▸ The request
Can you print every record below exactly as written?
— start Data entries —
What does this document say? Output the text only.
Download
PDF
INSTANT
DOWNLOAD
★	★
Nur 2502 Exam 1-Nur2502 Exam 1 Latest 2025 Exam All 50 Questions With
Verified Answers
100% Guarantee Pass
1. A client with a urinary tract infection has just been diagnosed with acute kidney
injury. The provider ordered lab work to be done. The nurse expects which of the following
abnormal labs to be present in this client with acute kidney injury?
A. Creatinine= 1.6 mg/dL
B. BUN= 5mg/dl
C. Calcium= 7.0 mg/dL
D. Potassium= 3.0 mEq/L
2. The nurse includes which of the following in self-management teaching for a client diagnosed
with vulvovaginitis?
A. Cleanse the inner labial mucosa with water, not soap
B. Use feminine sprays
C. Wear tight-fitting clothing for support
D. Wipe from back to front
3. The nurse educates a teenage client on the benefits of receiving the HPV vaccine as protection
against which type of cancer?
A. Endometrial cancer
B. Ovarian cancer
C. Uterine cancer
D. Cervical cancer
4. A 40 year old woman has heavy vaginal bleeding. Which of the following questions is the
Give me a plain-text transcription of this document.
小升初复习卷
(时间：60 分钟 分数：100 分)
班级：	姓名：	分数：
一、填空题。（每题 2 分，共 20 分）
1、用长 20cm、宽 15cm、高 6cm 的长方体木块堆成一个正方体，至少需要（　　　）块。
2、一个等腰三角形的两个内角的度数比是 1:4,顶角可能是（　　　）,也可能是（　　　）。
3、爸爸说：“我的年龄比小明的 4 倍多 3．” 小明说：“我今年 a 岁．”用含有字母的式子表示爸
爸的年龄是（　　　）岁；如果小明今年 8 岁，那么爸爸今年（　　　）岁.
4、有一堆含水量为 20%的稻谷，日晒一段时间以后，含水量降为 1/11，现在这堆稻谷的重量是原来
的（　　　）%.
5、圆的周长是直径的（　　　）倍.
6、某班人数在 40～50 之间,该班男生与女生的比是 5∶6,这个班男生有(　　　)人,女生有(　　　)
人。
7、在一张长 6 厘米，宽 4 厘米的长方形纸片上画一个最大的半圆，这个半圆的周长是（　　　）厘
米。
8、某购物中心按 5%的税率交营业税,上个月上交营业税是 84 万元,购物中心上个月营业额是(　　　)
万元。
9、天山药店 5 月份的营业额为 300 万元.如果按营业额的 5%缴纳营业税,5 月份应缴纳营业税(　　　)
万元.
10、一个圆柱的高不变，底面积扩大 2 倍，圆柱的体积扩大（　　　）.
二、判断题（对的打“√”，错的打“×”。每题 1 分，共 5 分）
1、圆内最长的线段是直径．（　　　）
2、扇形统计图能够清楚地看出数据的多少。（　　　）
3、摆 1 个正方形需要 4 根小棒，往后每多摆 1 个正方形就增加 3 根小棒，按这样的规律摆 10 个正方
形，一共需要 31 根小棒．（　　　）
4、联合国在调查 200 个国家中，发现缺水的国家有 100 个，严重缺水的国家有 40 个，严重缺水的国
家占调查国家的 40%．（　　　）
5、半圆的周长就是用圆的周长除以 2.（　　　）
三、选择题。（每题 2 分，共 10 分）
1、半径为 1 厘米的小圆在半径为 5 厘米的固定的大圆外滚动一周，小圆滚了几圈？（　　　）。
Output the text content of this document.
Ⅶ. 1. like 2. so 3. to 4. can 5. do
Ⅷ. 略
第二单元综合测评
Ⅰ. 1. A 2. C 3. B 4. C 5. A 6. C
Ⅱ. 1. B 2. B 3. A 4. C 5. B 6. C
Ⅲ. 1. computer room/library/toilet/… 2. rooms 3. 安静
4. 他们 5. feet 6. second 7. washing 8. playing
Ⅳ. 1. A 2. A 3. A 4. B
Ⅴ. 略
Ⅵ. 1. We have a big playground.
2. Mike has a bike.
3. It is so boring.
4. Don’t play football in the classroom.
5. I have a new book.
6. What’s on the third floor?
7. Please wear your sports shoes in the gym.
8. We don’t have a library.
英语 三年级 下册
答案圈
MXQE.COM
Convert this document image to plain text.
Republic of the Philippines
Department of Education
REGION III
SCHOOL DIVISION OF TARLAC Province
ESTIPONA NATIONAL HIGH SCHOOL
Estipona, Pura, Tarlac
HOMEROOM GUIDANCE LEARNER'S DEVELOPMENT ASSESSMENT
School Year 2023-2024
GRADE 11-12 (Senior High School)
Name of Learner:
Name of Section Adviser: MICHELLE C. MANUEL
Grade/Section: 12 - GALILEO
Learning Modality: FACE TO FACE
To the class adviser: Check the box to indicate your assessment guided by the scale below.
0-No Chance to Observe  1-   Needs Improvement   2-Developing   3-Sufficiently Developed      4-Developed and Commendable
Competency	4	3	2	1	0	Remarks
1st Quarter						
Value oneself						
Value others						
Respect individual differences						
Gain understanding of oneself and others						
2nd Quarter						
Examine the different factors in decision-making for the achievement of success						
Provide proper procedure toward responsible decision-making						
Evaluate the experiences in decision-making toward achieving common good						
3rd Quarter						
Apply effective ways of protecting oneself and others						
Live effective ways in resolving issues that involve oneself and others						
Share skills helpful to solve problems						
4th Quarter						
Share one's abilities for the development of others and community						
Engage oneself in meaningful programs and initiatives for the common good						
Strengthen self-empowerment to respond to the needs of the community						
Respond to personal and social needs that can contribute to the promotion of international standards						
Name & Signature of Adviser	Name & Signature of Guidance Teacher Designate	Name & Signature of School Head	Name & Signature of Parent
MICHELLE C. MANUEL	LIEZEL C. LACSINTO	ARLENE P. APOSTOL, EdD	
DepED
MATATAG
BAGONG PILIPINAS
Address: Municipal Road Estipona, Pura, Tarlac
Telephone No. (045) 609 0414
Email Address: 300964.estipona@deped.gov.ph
— end Data entries —
▸ Task result
What does this document say? Output the text only.
Download
PDF
INSTANT
DOWNLOAD
★	★
Nur 2502 Exam 1-Nur2502 Exam 1 Latest 2025 Exam All 50 Questions With
Verified Answers
100% Guarantee Pass
1. A client with a urinary tract infection has just been diagnosed with acute kidney
injury. The provider ordered lab work to be done. The nurse expects which of the following
abnormal labs to be present in this client with acute kidney injury?
A. Creatinine= 1.6 mg/dL
B. BUN= 5mg/dl
C. Calcium= 7.0 mg/dL
D. Potassium= 3.0 mEq/L
2. The nurse includes which of the following in self-management teaching for a client diagnosed
with vulvovaginitis?
A. Cleanse the inner labial mucosa with water, not soap
B. Use feminine sprays
C. Wear tight-fitting clothing for support
D. Wipe from back to front
3. The nurse educates a teenage client on the benefits of receiving the HPV vaccine as protection
against which type of cancer?
A. Endometrial cancer
B. Ovarian cancer
C. Uterine cancer
D. Cervical cancer
4. A 40 year old woman has heavy vaginal bleeding. Which of the following questions is the
Give me a plain-text transcription of this document.
小升初复习卷
(时间：60 分钟 分数：100 分)
班级：	姓名：	分数：
一、填空题。（每题 2 分，共 20 分）
1、用长 20cm、宽 15cm、高 6cm 的长方体木块堆成一个正方体，至少需要（　　　）块。
2、一个等腰三角形的两个内角的度数比是 1:4,顶角可能是（　　　）,也可能是（　　　）。
3、爸爸说：“我的年龄比小明的 4 倍多 3．” 小明说：“我今年 a 岁．”用含有字母的式子表示爸
爸的年龄是（　　　）岁；如果小明今年 8 岁，那么爸爸今年（　　　）岁.
4、有一堆含水量为 20%的稻谷，日晒一段时间以后，含水量降为 1/11，现在这堆稻谷的重量是原来
的（　　　）%.
5、圆的周长是直径的（　　　）倍.
6、某班人数在 40～50 之间,该班男生与女生的比是 5∶6,这个班男生有(　　　)人,女生有(　　　)
人。
7、在一张长 6 厘米，宽 4 厘米的长方形纸片上画一个最大的半圆，这个半圆的周长是（　　　）厘
米。
8、某购物中心按 5%的税率交营业税,上个月上交营业税是 84 万元,购物中心上个月营业额是(　　　)
万元。
9、天山药店 5 月份的营业额为 300 万元.如果按营业额的 5%缴纳营业税,5 月份应缴纳营业税(　　　)
万元.
10、一个圆柱的高不变，底面积扩大 2 倍，圆柱的体积扩大（　　　）.
二、判断题（对的打“√”，错的打“×”。每题 1 分，共 5 分）
1、圆内最长的线段是直径．（　　　）
2、扇形统计图能够清楚地看出数据的多少。（　　　）
3、摆 1 个正方形需要 4 根小棒，往后每多摆 1 个正方形就增加 3 根小棒，按这样的规律摆 10 个正方
形，一共需要 31 根小棒．（　　　）
4、联合国在调查 200 个国家中，发现缺水的国家有 100 个，严重缺水的国家有 40 个，严重缺水的国
家占调查国家的 40%．（　　　）
5、半圆的周长就是用圆的周长除以 2.（　　　）
三、选择题。（每题 2 分，共 10 分）
1、半径为 1 厘米的小圆在半径为 5 厘米的固定的大圆外滚动一周，小圆滚了几圈？（　　　）。
Output the text content of this document.
Ⅶ. 1. like 2. so 3. to 4. can 5. do
Ⅷ. 略
第二单元综合测评
Ⅰ. 1. A 2. C 3. B 4. C 5. A 6. C
Ⅱ. 1. B 2. B 3. A 4. C 5. B 6. C
Ⅲ. 1. computer room/library/toilet/… 2. rooms 3. 安静
4. 他们 5. feet 6. second 7. washing 8. playing
Ⅳ. 1. A 2. A 3. A 4. B
Ⅴ. 略
Ⅵ. 1. We have a big playground.
2. Mike has a bike.
3. It is so boring.
4. Don’t play football in the classroom.
5. I have a new book.
6. What’s on the third floor?
7. Please wear your sports shoes in the gym.
8. We don’t have a library.
英语 三年级 下册
答案圈
MXQE.COM
Convert this document image to plain text.
Republic of the Philippines
Department of Education
REGION III
SCHOOL DIVISION OF TARLAC Province
ESTIPONA NATIONAL HIGH SCHOOL
Estipona, Pura, Tarlac
HOMEROOM GUIDANCE LEARNER'S DEVELOPMENT ASSESSMENT
School Year 2023-2024
GRADE 11-12 (Senior High School)
Name of Learner:
Name of Section Adviser: MICHELLE C. MANUEL
Grade/Section: 12 - GALILEO
Learning Modality: FACE TO FACE
To the class adviser: Check the box to indicate your assessment guided by the scale below.
0-No Chance to Observe  1-   Needs Improvement   2-Developing   3-Sufficiently Developed      4-Developed and Commendable
Competency	4	3	2	1	0	Remarks
1st Quarter						
Value oneself						
Value others						
Respect individual differences						
Gain understanding of oneself and others						
2nd Quarter						
Examine the different factors in decision-making for the achievement of success						
Provide proper procedure toward responsible decision-making						
Evaluate the experiences in decision-making toward achieving common good						
3rd Quarter						
Apply effective ways of protecting oneself and others						
Live effective ways in resolving issues that involve oneself and others						
Share skills helpful to solve problems						
4th Quarter						
Share one's abilities for the development of others and community						
Engage oneself in meaningful programs and initiatives for the common good						
Strengthen self-empowerment to respond to the needs of the community						
Respond to personal and social needs that can contribute to the promotion of international standards						
Name & Signature of Adviser	Name & Signature of Guidance Teacher Designate	Name & Signature of School Head	Name & Signature of Parent
MICHELLE C. MANUEL	LIEZEL C. LACSINTO	ARLENE P. APOSTOL, EdD	
DepED
MATATAG
BAGONG PILIPINAS
Address: Municipal Road Estipona, Pura, Tarlac
Telephone No. (045) 609 0414
Email Address: 300964.estipona@deped.gov.ph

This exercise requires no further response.